◆ **Extrait**:
________________________________________

C’est le fil rouge qui court le long des 35 épisodes et de façon spécialement éclatante pour Adel Chibane le policier de la BRI. La vie de l’homme est marquée des emblèmes de la mort lorsque la mort, attachée au signifiant, a été refusée. Le sujet alors exclut la mort et la castration du champ de la vie et détermine, à partir de là, une existence où il accomplit, sans les vivre, tous les gestes de la vie : il sera marié sur parole, fera l’amour en faisant le mort, il sera géniteur sans avoir été père et n’aura, au dernier terme, qu’un seul regret peut-être, celui de ne pouvoir, comme le Président Schreber, lire dans son journal, à la rubrique nécrologique, le faire-part de son décès.

________________________________________

[Entrées tirées d'une collection]
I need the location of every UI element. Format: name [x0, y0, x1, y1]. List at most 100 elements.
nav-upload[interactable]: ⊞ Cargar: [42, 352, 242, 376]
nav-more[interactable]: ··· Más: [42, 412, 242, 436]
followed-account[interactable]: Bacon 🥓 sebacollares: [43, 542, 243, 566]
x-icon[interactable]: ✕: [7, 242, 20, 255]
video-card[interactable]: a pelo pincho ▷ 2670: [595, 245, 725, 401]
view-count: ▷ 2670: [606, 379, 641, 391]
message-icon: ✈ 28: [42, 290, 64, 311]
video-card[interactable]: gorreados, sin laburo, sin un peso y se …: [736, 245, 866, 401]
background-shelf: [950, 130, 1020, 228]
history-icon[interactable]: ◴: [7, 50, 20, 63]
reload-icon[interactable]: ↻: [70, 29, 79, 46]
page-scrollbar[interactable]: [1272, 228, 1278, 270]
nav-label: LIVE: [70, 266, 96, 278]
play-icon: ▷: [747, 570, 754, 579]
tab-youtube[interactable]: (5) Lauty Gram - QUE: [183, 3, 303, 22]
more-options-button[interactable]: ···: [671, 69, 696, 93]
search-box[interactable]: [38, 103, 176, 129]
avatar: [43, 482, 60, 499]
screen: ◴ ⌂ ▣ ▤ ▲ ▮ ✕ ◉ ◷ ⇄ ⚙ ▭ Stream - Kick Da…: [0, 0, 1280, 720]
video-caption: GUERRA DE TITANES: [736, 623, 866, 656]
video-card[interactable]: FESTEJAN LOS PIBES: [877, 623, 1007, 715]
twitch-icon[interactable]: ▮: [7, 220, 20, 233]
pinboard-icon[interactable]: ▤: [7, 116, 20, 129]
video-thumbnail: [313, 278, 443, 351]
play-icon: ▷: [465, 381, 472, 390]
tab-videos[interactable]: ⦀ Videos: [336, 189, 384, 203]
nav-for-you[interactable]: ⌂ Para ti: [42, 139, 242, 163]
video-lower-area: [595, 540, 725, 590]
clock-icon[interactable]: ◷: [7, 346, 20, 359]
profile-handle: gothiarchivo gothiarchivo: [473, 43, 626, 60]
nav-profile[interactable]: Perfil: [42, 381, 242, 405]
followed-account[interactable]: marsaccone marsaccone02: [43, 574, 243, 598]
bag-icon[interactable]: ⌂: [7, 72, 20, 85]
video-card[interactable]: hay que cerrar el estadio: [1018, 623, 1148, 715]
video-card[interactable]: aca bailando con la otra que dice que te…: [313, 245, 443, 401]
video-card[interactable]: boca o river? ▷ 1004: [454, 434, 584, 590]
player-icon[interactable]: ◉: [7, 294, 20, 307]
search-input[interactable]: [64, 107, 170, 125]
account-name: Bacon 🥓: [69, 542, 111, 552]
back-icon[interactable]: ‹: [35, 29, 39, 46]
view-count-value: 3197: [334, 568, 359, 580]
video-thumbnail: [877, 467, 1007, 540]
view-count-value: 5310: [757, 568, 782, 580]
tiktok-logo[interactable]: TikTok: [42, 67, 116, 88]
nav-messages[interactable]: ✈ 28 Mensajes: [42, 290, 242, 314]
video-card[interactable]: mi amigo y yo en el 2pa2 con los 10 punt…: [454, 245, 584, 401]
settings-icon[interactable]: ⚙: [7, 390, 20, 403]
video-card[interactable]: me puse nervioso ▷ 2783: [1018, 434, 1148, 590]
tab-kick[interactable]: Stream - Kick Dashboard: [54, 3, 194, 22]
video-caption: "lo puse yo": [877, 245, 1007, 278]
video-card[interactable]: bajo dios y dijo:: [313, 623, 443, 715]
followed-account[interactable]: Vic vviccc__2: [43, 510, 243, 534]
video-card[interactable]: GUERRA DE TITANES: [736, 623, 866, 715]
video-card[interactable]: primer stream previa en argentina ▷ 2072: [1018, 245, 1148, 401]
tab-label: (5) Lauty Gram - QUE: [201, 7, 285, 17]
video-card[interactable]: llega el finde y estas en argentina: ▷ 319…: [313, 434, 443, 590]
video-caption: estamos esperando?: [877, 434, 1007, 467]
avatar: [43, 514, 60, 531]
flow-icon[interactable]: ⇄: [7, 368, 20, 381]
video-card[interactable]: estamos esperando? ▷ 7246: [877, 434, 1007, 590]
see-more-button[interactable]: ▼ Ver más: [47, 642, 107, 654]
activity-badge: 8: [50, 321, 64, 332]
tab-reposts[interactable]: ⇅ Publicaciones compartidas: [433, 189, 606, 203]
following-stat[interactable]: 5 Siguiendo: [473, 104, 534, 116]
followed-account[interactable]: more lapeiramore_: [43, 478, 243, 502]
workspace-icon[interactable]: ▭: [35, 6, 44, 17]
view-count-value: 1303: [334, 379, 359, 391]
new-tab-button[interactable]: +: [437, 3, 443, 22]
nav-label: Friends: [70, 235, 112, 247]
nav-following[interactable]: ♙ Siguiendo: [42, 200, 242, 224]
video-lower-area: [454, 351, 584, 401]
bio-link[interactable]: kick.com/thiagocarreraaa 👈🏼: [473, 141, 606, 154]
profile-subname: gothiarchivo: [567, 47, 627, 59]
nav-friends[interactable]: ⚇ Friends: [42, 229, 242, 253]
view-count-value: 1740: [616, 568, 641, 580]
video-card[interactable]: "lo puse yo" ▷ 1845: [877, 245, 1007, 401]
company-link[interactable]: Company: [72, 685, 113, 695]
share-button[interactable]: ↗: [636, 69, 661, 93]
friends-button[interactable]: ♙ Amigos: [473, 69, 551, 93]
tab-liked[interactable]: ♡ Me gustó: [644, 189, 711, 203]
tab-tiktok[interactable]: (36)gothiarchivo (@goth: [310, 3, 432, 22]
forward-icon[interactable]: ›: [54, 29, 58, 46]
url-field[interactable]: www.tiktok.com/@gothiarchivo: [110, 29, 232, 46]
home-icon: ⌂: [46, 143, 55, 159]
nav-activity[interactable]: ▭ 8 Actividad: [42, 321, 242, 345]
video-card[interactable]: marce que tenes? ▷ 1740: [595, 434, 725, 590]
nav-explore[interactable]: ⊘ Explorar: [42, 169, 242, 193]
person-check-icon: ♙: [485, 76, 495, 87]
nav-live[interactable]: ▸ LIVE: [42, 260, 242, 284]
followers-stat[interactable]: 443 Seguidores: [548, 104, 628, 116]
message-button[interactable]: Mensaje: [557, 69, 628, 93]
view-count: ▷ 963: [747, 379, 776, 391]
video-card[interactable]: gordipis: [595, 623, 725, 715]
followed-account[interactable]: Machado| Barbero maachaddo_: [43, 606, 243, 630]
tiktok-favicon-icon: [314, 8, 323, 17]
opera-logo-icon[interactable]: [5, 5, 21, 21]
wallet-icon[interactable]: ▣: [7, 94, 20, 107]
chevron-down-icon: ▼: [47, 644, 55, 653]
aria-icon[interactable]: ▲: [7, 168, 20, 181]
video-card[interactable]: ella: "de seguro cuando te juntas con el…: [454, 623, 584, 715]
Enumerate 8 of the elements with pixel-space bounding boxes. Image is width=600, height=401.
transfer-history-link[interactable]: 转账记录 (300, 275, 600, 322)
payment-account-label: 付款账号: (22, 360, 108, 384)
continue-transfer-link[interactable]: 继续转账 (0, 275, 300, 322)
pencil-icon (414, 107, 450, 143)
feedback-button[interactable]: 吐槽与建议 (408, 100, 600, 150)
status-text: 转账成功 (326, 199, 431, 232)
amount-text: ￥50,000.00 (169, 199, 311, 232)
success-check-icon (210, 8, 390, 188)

________________________________________

◆ **Énoncé**:
Répondez aux questions suivantes d'après l'extrait :
(a) Combien d'épisodes le fil rouge parcourt-il ?
(b) À quel service de police Adel Chibane appartient-il ?
(c) Dans quelle rubrique du journal le sujet ne pourra-t-il pas lire le faire-part de son décès ?

◆ **Corrigé**:
(a) 35 épisodes.
(b) À la BRI.
(c) La rubrique nécrologique.